Records to use:
^^^^^^^^

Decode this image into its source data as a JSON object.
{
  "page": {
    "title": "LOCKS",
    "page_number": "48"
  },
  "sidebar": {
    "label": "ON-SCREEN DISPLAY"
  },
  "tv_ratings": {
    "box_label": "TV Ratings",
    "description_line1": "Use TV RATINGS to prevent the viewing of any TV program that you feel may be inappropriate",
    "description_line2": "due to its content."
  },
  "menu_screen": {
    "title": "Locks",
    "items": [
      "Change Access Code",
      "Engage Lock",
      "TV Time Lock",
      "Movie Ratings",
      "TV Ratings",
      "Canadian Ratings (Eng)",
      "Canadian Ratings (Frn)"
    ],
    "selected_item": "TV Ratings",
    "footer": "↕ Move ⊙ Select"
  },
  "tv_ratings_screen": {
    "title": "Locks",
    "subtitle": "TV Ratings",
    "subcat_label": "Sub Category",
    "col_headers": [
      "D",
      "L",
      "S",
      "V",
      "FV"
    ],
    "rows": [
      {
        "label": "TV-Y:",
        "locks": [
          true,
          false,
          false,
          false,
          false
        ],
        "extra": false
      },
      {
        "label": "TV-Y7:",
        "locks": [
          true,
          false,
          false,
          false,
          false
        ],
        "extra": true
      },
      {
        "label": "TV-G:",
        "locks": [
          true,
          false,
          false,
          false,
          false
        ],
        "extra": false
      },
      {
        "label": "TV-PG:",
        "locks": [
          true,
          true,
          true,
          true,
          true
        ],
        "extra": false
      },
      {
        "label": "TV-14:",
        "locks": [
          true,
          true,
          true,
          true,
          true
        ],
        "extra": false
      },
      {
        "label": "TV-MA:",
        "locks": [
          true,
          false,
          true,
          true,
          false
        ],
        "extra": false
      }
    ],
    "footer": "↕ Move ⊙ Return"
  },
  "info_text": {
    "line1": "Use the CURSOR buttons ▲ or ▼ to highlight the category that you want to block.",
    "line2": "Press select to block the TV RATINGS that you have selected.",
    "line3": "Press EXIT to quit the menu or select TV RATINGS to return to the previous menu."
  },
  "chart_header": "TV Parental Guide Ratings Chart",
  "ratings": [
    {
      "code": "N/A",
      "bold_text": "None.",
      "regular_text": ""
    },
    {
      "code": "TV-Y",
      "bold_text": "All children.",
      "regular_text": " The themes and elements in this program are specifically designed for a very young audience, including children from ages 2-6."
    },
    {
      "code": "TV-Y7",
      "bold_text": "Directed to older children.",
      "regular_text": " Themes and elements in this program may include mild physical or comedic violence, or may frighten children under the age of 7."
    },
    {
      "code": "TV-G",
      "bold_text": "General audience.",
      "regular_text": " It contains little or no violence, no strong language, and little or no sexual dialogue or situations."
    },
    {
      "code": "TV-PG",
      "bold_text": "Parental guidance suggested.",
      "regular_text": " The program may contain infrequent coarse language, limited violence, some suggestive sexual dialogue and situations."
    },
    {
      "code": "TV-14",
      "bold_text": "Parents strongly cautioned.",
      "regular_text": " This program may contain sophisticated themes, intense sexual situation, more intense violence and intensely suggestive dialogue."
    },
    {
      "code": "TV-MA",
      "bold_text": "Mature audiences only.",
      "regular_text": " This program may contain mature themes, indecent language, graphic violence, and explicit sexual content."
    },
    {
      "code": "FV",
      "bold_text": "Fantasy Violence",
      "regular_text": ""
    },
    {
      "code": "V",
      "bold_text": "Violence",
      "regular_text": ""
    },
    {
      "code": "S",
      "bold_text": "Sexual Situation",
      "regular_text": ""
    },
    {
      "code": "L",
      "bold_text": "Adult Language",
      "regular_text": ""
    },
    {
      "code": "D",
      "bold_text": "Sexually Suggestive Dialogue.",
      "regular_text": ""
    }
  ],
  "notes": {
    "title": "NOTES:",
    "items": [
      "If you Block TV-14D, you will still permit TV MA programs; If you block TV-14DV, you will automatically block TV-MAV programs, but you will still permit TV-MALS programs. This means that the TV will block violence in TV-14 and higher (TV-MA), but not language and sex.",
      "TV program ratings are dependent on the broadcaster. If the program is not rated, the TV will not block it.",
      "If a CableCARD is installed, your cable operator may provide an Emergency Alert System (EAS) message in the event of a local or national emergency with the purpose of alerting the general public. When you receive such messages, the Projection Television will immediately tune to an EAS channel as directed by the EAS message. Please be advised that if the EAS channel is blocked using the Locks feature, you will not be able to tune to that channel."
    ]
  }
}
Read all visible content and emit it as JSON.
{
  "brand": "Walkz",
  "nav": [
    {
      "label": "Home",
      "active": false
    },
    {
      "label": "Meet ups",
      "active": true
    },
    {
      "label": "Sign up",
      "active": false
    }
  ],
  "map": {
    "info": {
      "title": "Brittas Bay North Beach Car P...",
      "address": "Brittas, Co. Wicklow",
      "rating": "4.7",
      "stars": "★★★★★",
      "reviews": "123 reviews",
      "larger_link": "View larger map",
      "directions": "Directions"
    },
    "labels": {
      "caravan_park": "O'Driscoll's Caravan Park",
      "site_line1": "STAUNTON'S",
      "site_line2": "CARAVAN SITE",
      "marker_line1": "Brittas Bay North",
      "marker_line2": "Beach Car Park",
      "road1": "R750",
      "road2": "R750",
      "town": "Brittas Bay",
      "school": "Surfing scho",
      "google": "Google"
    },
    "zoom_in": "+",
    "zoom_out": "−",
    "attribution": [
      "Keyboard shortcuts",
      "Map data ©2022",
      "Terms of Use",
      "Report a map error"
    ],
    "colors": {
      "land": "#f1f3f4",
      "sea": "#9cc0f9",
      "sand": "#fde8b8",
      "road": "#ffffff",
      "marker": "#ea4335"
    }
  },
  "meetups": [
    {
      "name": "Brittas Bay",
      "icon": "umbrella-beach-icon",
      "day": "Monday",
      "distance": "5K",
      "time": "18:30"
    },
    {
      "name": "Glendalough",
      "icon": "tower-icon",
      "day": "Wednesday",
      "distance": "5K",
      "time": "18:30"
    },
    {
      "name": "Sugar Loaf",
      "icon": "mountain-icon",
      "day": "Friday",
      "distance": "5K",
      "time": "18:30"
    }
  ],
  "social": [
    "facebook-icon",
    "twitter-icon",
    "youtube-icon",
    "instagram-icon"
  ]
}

^^^^^^^^

Reproduce the whole listing word for word.

Decode this image into its source data as a JSON object.
{
  "page": {
    "title": "LOCKS",
    "page_number": "48"
  },
  "sidebar": {
    "label": "ON-SCREEN DISPLAY"
  },
  "tv_ratings": {
    "box_label": "TV Ratings",
    "description_line1": "Use TV RATINGS to prevent the viewing of any TV program that you feel may be inappropriate",
    "description_line2": "due to its content."
  },
  "menu_screen": {
    "title": "Locks",
    "items": [
      "Change Access Code",
      "Engage Lock",
      "TV Time Lock",
      "Movie Ratings",
      "TV Ratings",
      "Canadian Ratings (Eng)",
      "Canadian Ratings (Frn)"
    ],
    "selected_item": "TV Ratings",
    "footer": "↕ Move ⊙ Select"
  },
  "tv_ratings_screen": {
    "title": "Locks",
    "subtitle": "TV Ratings",
    "subcat_label": "Sub Category",
    "col_headers": [
      "D",
      "L",
      "S",
      "V",
      "FV"
    ],
    "rows": [
      {
        "label": "TV-Y:",
        "locks": [
          true,
          false,
          false,
          false,
          false
        ],
        "extra": false
      },
      {
        "label": "TV-Y7:",
        "locks": [
          true,
          false,
          false,
          false,
          false
        ],
        "extra": true
      },
      {
        "label": "TV-G:",
        "locks": [
          true,
          false,
          false,
          false,
          false
        ],
        "extra": false
      },
      {
        "label": "TV-PG:",
        "locks": [
          true,
          true,
          true,
          true,
          true
        ],
        "extra": false
      },
      {
        "label": "TV-14:",
        "locks": [
          true,
          true,
          true,
          true,
          true
        ],
        "extra": false
      },
      {
        "label": "TV-MA:",
        "locks": [
          true,
          false,
          true,
          true,
          false
        ],
        "extra": false
      }
    ],
    "footer": "↕ Move ⊙ Return"
  },
  "info_text": {
    "line1": "Use the CURSOR buttons ▲ or ▼ to highlight the category that you want to block.",
    "line2": "Press select to block the TV RATINGS that you have selected.",
    "line3": "Press EXIT to quit the menu or select TV RATINGS to return to the previous menu."
  },
  "chart_header": "TV Parental Guide Ratings Chart",
  "ratings": [
    {
      "code": "N/A",
      "bold_text": "None.",
      "regular_text": ""
    },
    {
      "code": "TV-Y",
      "bold_text": "All children.",
      "regular_text": " The themes and elements in this program are specifically designed for a very young audience, including children from ages 2-6."
    },
    {
      "code": "TV-Y7",
      "bold_text": "Directed to older children.",
      "regular_text": " Themes and elements in this program may include mild physical or comedic violence, or may frighten children under the age of 7."
    },
    {
      "code": "TV-G",
      "bold_text": "General audience.",
      "regular_text": " It contains little or no violence, no strong language, and little or no sexual dialogue or situations."
    },
    {
      "code": "TV-PG",
      "bold_text": "Parental guidance suggested.",
      "regular_text": " The program may contain infrequent coarse language, limited violence, some suggestive sexual dialogue and situations."
    },
    {
      "code": "TV-14",
      "bold_text": "Parents strongly cautioned.",
      "regular_text": " This program may contain sophisticated themes, intense sexual situation, more intense violence and intensely suggestive dialogue."
    },
    {
      "code": "TV-MA",
      "bold_text": "Mature audiences only.",
      "regular_text": " This program may contain mature themes, indecent language, graphic violence, and explicit sexual content."
    },
    {
      "code": "FV",
      "bold_text": "Fantasy Violence",
      "regular_text": ""
    },
    {
      "code": "V",
      "bold_text": "Violence",
      "regular_text": ""
    },
    {
      "code": "S",
      "bold_text": "Sexual Situation",
      "regular_text": ""
    },
    {
      "code": "L",
      "bold_text": "Adult Language",
      "regular_text": ""
    },
    {
      "code": "D",
      "bold_text": "Sexually Suggestive Dialogue.",
      "regular_text": ""
    }
  ],
  "notes": {
    "title": "NOTES:",
    "items": [
      "If you Block TV-14D, you will still permit TV MA programs; If you block TV-14DV, you will automatically block TV-MAV programs, but you will still permit TV-MALS programs. This means that the TV will block violence in TV-14 and higher (TV-MA), but not language and sex.",
      "TV program ratings are dependent on the broadcaster. If the program is not rated, the TV will not block it.",
      "If a CableCARD is installed, your cable operator may provide an Emergency Alert System (EAS) message in the event of a local or national emergency with the purpose of alerting the general public. When you receive such messages, the Projection Television will immediately tune to an EAS channel as directed by the EAS message. Please be advised that if the EAS channel is blocked using the Locks feature, you will not be able to tune to that channel."
    ]
  }
}
Read all visible content and emit it as JSON.
{
  "brand": "Walkz",
  "nav": [
    {
      "label": "Home",
      "active": false
    },
    {
      "label": "Meet ups",
      "active": true
    },
    {
      "label": "Sign up",
      "active": false
    }
  ],
  "map": {
    "info": {
      "title": "Brittas Bay North Beach Car P...",
      "address": "Brittas, Co. Wicklow",
      "rating": "4.7",
      "stars": "★★★★★",
      "reviews": "123 reviews",
      "larger_link": "View larger map",
      "directions": "Directions"
    },
    "labels": {
      "caravan_park": "O'Driscoll's Caravan Park",
      "site_line1": "STAUNTON'S",
      "site_line2": "CARAVAN SITE",
      "marker_line1": "Brittas Bay North",
      "marker_line2": "Beach Car Park",
      "road1": "R750",
      "road2": "R750",
      "town": "Brittas Bay",
      "school": "Surfing scho",
      "google": "Google"
    },
    "zoom_in": "+",
    "zoom_out": "−",
    "attribution": [
      "Keyboard shortcuts",
      "Map data ©2022",
      "Terms of Use",
      "Report a map error"
    ],
    "colors": {
      "land": "#f1f3f4",
      "sea": "#9cc0f9",
      "sand": "#fde8b8",
      "road": "#ffffff",
      "marker": "#ea4335"
    }
  },
  "meetups": [
    {
      "name": "Brittas Bay",
      "icon": "umbrella-beach-icon",
      "day": "Monday",
      "distance": "5K",
      "time": "18:30"
    },
    {
      "name": "Glendalough",
      "icon": "tower-icon",
      "day": "Wednesday",
      "distance": "5K",
      "time": "18:30"
    },
    {
      "name": "Sugar Loaf",
      "icon": "mountain-icon",
      "day": "Friday",
      "distance": "5K",
      "time": "18:30"
    }
  ],
  "social": [
    "facebook-icon",
    "twitter-icon",
    "youtube-icon",
    "instagram-icon"
  ]
}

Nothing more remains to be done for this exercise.